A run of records

-=-=-

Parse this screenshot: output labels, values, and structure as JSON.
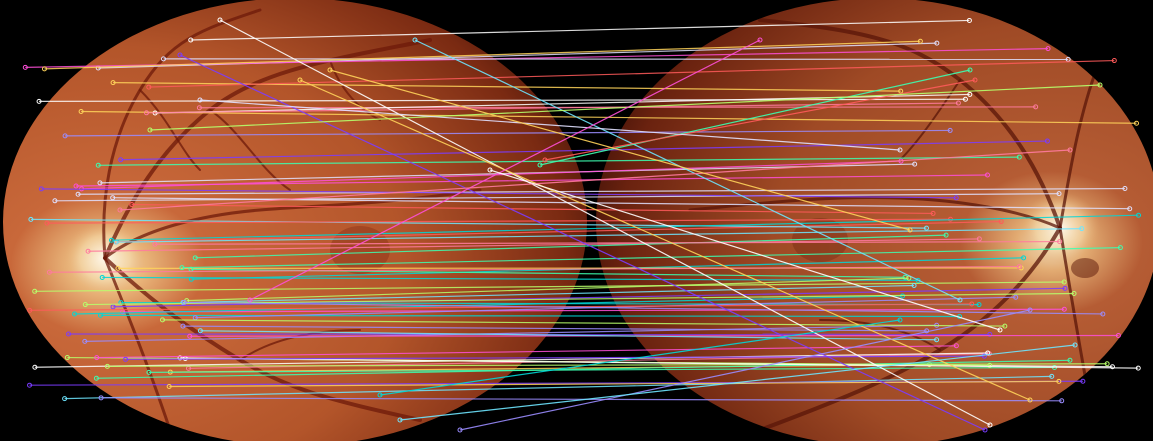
{
  "image": {
    "description_tag": "fundus-image-pair-with-keypoint-matches",
    "background_color": "#000000",
    "left_image": {
      "kind": "retinal-fundus-photograph",
      "optic_disc_side": "left"
    },
    "right_image": {
      "kind": "retinal-fundus-photograph",
      "optic_disc_side": "right"
    }
  },
  "match_colors": [
    "#ffffff",
    "#00d7d7",
    "#ff4fd8",
    "#7b3cff",
    "#b7ff6b",
    "#ffd35a",
    "#3cffb0",
    "#ff7a9e",
    "#9a8cff",
    "#e0e0ff",
    "#6ee6ff",
    "#ff5a5a"
  ]
}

-=-=-

**Exercise**. Pictures are to be left out; repeat all the remaining data exactly.

**Completed exercise**.
Parse this screenshot: output labels, values, and structure as JSON.
{
  "image": {
    "description_tag": "fundus-image-pair-with-keypoint-matches",
    "background_color": "#000000",
    "left_image": {
      "kind": "retinal-fundus-photograph",
      "optic_disc_side": "left"
    },
    "right_image": {
      "kind": "retinal-fundus-photograph",
      "optic_disc_side": "right"
    }
  },
  "match_colors": [
    "#ffffff",
    "#00d7d7",
    "#ff4fd8",
    "#7b3cff",
    "#b7ff6b",
    "#ffd35a",
    "#3cffb0",
    "#ff7a9e",
    "#9a8cff",
    "#e0e0ff",
    "#6ee6ff",
    "#ff5a5a"
  ]
}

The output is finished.